- What is expected
Among the entries below, find every line that has "adults" and pull it out.

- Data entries
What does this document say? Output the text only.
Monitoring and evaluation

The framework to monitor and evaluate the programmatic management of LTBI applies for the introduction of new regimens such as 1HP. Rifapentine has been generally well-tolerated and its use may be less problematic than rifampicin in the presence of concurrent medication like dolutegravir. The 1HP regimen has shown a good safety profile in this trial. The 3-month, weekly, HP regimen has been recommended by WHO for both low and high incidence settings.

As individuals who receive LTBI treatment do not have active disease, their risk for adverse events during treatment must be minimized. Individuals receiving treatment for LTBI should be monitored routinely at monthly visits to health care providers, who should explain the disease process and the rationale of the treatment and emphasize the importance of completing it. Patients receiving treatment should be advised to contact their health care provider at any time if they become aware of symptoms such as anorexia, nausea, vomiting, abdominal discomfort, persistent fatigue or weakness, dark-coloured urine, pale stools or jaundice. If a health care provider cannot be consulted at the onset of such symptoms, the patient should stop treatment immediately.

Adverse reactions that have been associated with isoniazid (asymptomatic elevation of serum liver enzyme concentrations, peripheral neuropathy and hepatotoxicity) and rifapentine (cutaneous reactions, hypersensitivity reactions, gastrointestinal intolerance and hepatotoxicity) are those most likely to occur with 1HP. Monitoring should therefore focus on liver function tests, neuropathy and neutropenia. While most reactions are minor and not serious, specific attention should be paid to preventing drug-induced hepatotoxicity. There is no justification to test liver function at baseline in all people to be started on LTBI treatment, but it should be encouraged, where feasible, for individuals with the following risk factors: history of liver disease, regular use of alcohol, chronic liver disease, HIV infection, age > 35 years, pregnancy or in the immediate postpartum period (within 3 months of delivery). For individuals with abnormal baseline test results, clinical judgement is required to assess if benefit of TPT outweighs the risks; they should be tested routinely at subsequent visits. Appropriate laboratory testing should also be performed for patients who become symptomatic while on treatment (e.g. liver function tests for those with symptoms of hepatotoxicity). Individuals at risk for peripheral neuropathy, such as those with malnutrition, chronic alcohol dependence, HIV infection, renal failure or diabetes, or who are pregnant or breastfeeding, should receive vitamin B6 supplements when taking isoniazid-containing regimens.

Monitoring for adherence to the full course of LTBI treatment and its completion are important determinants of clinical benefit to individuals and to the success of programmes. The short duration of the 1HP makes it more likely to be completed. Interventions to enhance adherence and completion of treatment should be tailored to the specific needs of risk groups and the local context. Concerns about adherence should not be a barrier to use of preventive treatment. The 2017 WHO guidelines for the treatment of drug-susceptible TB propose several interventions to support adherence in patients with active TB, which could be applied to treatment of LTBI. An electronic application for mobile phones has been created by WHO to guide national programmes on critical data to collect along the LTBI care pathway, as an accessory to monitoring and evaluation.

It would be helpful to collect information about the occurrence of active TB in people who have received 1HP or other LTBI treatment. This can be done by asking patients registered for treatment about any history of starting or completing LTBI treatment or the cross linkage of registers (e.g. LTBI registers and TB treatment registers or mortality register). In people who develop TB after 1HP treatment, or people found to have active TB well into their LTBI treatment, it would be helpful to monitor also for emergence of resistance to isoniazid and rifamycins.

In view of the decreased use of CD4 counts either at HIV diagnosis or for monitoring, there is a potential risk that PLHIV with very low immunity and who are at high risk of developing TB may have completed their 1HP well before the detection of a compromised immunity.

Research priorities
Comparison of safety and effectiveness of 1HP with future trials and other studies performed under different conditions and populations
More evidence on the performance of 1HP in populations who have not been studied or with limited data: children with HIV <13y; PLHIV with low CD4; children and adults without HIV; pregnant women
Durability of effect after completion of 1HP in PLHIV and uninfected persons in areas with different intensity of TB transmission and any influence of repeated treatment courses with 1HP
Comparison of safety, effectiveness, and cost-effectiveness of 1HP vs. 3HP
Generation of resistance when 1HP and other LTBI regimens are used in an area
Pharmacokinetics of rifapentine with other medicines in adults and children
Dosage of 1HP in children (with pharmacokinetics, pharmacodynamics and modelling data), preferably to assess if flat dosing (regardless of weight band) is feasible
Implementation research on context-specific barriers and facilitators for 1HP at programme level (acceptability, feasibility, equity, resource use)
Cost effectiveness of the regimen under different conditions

- Result
More evidence on the performance of 1HP in populations who have not been studied or with limited data: children with HIV <13y; PLHIV with low CD4; children and adults without HIV; pregnant women
Pharmacokinetics of rifapentine with other medicines in adults and children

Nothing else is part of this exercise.